* EXERCISE PROMPT
Copy out all lines where "tagihan" appears.

* RECORDS TO PROCESS
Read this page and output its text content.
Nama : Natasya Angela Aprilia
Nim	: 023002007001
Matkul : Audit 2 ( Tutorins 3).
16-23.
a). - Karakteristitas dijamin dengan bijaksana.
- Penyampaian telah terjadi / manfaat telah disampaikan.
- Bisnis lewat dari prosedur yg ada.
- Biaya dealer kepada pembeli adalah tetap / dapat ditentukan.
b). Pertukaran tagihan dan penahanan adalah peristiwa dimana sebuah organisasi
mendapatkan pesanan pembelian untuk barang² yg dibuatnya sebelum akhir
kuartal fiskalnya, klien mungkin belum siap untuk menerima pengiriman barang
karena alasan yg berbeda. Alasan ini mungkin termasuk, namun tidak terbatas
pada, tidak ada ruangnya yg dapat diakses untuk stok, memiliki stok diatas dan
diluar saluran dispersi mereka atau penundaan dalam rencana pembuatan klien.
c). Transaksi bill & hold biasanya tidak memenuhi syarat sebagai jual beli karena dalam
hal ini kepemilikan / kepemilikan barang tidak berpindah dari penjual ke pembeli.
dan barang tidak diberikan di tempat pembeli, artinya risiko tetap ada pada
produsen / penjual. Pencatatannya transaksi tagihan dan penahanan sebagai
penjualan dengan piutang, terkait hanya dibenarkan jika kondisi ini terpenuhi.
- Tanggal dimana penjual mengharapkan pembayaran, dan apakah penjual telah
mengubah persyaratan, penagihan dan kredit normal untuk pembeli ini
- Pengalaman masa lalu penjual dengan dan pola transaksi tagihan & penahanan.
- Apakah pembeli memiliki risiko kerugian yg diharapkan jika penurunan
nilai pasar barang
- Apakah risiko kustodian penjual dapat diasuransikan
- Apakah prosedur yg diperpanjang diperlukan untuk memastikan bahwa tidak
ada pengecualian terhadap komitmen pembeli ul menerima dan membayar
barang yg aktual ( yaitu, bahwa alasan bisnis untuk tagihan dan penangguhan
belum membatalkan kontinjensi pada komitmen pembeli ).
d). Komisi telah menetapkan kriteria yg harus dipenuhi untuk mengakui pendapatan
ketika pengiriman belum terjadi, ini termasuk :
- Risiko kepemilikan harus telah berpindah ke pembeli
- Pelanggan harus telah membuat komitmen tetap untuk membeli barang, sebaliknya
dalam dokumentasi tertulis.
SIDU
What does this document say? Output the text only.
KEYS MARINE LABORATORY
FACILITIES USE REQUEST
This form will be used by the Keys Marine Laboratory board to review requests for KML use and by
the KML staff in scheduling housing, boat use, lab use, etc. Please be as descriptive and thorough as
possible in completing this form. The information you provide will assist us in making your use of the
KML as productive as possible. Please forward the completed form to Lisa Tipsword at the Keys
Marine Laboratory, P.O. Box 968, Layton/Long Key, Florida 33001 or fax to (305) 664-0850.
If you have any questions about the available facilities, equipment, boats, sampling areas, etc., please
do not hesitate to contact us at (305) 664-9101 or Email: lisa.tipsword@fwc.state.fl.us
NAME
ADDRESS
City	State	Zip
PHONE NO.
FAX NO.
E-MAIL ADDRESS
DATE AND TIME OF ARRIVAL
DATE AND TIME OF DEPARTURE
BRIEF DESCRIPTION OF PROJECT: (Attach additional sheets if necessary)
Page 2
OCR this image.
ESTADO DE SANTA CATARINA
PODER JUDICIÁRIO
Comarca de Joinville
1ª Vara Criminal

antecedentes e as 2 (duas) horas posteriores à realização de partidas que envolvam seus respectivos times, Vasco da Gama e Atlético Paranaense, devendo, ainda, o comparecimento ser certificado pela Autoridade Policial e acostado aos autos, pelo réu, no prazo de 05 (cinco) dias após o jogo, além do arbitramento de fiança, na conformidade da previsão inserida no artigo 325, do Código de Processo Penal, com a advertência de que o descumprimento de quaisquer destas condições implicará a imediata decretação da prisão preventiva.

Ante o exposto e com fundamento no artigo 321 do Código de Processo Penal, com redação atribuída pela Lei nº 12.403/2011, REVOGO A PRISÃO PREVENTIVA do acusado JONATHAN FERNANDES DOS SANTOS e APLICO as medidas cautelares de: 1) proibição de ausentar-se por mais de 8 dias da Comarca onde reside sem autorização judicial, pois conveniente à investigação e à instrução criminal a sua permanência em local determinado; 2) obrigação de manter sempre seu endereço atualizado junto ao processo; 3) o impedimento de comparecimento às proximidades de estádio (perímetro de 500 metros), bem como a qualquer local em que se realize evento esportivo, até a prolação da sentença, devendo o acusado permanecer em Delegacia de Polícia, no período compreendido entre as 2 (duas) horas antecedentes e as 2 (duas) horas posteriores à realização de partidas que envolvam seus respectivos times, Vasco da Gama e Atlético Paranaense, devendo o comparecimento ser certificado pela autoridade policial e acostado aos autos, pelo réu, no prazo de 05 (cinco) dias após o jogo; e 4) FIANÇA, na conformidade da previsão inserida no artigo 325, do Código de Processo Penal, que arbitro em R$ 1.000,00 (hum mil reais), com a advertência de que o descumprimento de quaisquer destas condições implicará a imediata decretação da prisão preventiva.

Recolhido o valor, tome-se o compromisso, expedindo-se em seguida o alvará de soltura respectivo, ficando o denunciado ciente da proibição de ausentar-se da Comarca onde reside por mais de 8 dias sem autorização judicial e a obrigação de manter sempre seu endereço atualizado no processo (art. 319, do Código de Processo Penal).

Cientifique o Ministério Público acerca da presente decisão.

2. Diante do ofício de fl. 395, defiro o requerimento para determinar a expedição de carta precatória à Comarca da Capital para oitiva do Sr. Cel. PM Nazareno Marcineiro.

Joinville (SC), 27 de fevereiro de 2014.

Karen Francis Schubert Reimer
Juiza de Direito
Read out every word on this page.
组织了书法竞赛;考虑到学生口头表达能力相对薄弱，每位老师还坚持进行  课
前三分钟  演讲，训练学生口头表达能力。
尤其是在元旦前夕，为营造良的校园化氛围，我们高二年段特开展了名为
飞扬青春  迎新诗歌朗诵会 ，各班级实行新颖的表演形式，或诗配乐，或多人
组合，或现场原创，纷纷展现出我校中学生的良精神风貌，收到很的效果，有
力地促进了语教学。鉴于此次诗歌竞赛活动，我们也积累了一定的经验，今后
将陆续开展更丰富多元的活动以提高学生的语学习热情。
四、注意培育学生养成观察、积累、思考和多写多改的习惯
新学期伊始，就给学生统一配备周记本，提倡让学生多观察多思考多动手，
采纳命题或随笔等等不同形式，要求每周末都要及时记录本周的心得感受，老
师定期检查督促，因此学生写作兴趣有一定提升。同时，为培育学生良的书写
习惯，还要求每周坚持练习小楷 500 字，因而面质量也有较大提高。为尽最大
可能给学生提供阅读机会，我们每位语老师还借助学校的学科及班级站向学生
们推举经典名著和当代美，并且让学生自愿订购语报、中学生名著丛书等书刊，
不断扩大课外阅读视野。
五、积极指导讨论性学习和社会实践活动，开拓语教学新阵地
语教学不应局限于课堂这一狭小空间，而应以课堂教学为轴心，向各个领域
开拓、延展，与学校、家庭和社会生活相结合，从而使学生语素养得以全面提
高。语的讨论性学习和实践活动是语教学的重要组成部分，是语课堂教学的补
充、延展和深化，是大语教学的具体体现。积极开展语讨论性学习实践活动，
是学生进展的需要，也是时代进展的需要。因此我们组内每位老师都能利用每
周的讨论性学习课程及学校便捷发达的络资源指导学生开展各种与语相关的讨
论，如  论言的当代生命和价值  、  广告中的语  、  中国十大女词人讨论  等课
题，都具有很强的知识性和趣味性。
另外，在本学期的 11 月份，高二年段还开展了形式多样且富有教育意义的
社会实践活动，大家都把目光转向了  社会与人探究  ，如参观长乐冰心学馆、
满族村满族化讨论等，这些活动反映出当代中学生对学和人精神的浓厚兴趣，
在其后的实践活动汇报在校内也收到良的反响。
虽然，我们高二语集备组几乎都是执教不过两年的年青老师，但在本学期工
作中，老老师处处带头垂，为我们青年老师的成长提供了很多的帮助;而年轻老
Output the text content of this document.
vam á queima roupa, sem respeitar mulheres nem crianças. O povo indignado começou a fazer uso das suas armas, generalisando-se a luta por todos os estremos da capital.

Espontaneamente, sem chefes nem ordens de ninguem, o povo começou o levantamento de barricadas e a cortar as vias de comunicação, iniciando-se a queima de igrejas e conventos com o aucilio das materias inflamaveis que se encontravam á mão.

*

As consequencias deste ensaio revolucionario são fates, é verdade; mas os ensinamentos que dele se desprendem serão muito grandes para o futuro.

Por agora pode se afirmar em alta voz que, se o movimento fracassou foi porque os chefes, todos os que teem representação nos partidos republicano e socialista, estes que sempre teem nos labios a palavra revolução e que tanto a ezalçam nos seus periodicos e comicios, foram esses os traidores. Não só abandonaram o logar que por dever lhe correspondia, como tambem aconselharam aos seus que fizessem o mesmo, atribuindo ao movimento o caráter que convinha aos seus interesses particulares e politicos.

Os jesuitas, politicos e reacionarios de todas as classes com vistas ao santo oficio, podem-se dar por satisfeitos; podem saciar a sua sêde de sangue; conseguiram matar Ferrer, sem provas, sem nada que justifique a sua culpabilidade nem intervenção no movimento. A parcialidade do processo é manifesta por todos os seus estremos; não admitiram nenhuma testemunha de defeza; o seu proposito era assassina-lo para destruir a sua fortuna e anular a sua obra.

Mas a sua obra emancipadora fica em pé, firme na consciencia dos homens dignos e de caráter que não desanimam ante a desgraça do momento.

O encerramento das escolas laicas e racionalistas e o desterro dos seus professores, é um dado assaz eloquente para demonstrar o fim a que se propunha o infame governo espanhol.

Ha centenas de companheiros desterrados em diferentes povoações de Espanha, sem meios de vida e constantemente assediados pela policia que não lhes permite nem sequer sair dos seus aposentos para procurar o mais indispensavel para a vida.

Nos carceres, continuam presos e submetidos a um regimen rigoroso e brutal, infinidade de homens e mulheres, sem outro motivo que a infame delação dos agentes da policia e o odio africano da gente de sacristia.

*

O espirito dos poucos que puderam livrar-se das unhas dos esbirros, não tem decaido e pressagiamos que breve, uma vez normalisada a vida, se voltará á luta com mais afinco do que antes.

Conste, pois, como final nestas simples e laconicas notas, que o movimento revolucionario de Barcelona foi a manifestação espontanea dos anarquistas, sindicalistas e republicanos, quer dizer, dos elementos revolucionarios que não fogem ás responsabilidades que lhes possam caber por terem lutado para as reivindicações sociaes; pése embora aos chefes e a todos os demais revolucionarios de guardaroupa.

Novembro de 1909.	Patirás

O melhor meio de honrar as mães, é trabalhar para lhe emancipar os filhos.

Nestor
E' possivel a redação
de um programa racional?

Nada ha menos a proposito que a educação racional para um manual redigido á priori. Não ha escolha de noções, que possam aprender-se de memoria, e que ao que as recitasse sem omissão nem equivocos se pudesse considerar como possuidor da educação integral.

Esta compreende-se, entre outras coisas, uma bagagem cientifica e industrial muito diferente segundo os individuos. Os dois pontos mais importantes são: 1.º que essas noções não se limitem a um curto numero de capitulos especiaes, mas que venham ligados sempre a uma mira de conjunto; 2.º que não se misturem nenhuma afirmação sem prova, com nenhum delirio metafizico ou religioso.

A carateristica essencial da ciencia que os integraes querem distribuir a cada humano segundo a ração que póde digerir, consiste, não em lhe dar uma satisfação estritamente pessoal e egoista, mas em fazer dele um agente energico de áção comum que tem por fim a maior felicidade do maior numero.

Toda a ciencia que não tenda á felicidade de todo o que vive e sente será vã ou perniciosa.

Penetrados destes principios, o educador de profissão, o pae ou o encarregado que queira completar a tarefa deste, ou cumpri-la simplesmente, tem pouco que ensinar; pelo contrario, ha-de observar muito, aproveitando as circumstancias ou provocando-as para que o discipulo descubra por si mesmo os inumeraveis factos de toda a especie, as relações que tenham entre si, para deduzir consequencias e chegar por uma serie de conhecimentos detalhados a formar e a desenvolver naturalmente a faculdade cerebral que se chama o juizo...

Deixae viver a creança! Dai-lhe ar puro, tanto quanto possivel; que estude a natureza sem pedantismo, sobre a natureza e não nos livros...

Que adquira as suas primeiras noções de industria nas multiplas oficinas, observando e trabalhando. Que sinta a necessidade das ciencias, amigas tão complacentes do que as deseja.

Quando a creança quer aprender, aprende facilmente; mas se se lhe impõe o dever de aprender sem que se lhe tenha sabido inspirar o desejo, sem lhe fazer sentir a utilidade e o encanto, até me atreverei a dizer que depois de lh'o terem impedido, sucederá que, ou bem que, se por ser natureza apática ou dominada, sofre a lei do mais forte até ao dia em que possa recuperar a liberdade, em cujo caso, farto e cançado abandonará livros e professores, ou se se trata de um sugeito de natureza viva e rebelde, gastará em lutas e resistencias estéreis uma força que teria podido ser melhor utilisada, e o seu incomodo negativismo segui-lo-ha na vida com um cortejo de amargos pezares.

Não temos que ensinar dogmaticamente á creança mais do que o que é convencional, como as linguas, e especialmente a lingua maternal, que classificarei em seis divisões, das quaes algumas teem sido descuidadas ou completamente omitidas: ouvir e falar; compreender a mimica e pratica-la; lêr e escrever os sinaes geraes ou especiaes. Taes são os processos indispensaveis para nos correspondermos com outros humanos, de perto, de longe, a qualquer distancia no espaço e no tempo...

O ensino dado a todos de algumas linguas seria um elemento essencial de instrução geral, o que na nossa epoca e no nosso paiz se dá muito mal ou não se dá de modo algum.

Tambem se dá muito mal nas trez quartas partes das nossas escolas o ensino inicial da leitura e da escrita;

* OUTPUT FOR THIS EXERCISE
b). Pertukaran tagihan dan penahanan adalah peristiwa dimana sebuah organisasi
produsen / penjual. Pencatatannya transaksi tagihan dan penahanan sebagai
- Pengalaman masa lalu penjual dengan dan pola transaksi tagihan & penahanan.
barang yg aktual ( yaitu, bahwa alasan bisnis untuk tagihan dan penangguhan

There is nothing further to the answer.